▶ _EXERCISE GOAL_
Repeat the listing in full, exactly as it stands.

• • • • •

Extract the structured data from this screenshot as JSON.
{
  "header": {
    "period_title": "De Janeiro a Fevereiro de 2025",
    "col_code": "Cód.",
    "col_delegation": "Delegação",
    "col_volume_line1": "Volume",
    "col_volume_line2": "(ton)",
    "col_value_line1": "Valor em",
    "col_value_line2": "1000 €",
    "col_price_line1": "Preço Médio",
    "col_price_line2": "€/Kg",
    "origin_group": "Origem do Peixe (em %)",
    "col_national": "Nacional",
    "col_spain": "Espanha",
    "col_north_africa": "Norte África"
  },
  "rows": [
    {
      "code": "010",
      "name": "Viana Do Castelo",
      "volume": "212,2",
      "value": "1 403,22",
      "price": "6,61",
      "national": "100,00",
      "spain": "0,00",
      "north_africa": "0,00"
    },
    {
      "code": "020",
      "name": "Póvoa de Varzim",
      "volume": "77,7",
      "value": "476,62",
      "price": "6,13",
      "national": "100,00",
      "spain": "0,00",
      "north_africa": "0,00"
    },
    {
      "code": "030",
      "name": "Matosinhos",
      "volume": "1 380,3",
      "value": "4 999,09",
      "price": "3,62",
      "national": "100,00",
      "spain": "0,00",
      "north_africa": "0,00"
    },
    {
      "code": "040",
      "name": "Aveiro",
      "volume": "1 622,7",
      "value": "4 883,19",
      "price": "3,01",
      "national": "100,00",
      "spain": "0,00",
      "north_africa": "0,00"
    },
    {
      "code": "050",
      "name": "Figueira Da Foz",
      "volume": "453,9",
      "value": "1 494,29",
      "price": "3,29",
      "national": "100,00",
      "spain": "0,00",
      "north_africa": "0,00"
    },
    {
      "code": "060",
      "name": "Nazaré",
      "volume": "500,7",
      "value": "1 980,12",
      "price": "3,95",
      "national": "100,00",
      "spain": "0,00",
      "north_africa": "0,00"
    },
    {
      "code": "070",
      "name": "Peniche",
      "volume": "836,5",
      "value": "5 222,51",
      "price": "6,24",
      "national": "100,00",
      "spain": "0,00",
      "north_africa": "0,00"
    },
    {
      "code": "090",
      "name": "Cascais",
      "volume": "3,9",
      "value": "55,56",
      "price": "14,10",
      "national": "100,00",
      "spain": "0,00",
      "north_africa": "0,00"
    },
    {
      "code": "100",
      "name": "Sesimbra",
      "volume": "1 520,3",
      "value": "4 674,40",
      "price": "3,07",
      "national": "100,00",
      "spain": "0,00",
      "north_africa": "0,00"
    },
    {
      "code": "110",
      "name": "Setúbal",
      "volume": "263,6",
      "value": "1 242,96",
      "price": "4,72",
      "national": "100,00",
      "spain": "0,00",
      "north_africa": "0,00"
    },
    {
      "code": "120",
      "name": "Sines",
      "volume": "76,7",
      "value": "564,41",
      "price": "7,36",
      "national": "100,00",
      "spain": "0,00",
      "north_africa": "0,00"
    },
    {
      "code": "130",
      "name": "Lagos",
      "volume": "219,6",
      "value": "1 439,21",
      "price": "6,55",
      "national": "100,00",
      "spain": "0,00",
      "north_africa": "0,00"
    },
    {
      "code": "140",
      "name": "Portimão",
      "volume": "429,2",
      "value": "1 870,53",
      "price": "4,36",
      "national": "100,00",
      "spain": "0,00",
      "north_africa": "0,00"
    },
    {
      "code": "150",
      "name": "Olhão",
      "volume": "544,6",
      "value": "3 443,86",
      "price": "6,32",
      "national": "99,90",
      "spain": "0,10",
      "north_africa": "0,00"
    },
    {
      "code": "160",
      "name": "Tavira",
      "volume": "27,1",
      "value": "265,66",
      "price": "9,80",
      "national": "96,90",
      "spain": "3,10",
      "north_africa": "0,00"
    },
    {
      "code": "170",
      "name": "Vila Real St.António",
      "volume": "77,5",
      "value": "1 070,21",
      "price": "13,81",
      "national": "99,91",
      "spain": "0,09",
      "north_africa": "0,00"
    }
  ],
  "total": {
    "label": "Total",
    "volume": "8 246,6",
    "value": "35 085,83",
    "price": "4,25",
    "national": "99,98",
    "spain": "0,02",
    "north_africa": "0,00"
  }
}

• • • • •

▶ _RESULT OF THE EXERCISE_
Extract the structured data from this screenshot as JSON.
{
  "header": {
    "period_title": "De Janeiro a Fevereiro de 2025",
    "col_code": "Cód.",
    "col_delegation": "Delegação",
    "col_volume_line1": "Volume",
    "col_volume_line2": "(ton)",
    "col_value_line1": "Valor em",
    "col_value_line2": "1000 €",
    "col_price_line1": "Preço Médio",
    "col_price_line2": "€/Kg",
    "origin_group": "Origem do Peixe (em %)",
    "col_national": "Nacional",
    "col_spain": "Espanha",
    "col_north_africa": "Norte África"
  },
  "rows": [
    {
      "code": "010",
      "name": "Viana Do Castelo",
      "volume": "212,2",
      "value": "1 403,22",
      "price": "6,61",
      "national": "100,00",
      "spain": "0,00",
      "north_africa": "0,00"
    },
    {
      "code": "020",
      "name": "Póvoa de Varzim",
      "volume": "77,7",
      "value": "476,62",
      "price": "6,13",
      "national": "100,00",
      "spain": "0,00",
      "north_africa": "0,00"
    },
    {
      "code": "030",
      "name": "Matosinhos",
      "volume": "1 380,3",
      "value": "4 999,09",
      "price": "3,62",
      "national": "100,00",
      "spain": "0,00",
      "north_africa": "0,00"
    },
    {
      "code": "040",
      "name": "Aveiro",
      "volume": "1 622,7",
      "value": "4 883,19",
      "price": "3,01",
      "national": "100,00",
      "spain": "0,00",
      "north_africa": "0,00"
    },
    {
      "code": "050",
      "name": "Figueira Da Foz",
      "volume": "453,9",
      "value": "1 494,29",
      "price": "3,29",
      "national": "100,00",
      "spain": "0,00",
      "north_africa": "0,00"
    },
    {
      "code": "060",
      "name": "Nazaré",
      "volume": "500,7",
      "value": "1 980,12",
      "price": "3,95",
      "national": "100,00",
      "spain": "0,00",
      "north_africa": "0,00"
    },
    {
      "code": "070",
      "name": "Peniche",
      "volume": "836,5",
      "value": "5 222,51",
      "price": "6,24",
      "national": "100,00",
      "spain": "0,00",
      "north_africa": "0,00"
    },
    {
      "code": "090",
      "name": "Cascais",
      "volume": "3,9",
      "value": "55,56",
      "price": "14,10",
      "national": "100,00",
      "spain": "0,00",
      "north_africa": "0,00"
    },
    {
      "code": "100",
      "name": "Sesimbra",
      "volume": "1 520,3",
      "value": "4 674,40",
      "price": "3,07",
      "national": "100,00",
      "spain": "0,00",
      "north_africa": "0,00"
    },
    {
      "code": "110",
      "name": "Setúbal",
      "volume": "263,6",
      "value": "1 242,96",
      "price": "4,72",
      "national": "100,00",
      "spain": "0,00",
      "north_africa": "0,00"
    },
    {
      "code": "120",
      "name": "Sines",
      "volume": "76,7",
      "value": "564,41",
      "price": "7,36",
      "national": "100,00",
      "spain": "0,00",
      "north_africa": "0,00"
    },
    {
      "code": "130",
      "name": "Lagos",
      "volume": "219,6",
      "value": "1 439,21",
      "price": "6,55",
      "national": "100,00",
      "spain": "0,00",
      "north_africa": "0,00"
    },
    {
      "code": "140",
      "name": "Portimão",
      "volume": "429,2",
      "value": "1 870,53",
      "price": "4,36",
      "national": "100,00",
      "spain": "0,00",
      "north_africa": "0,00"
    },
    {
      "code": "150",
      "name": "Olhão",
      "volume": "544,6",
      "value": "3 443,86",
      "price": "6,32",
      "national": "99,90",
      "spain": "0,10",
      "north_africa": "0,00"
    },
    {
      "code": "160",
      "name": "Tavira",
      "volume": "27,1",
      "value": "265,66",
      "price": "9,80",
      "national": "96,90",
      "spain": "3,10",
      "north_africa": "0,00"
    },
    {
      "code": "170",
      "name": "Vila Real St.António",
      "volume": "77,5",
      "value": "1 070,21",
      "price": "13,81",
      "national": "99,91",
      "spain": "0,09",
      "north_africa": "0,00"
    }
  ],
  "total": {
    "label": "Total",
    "volume": "8 246,6",
    "value": "35 085,83",
    "price": "4,25",
    "national": "99,98",
    "spain": "0,02",
    "north_africa": "0,00"
  }
}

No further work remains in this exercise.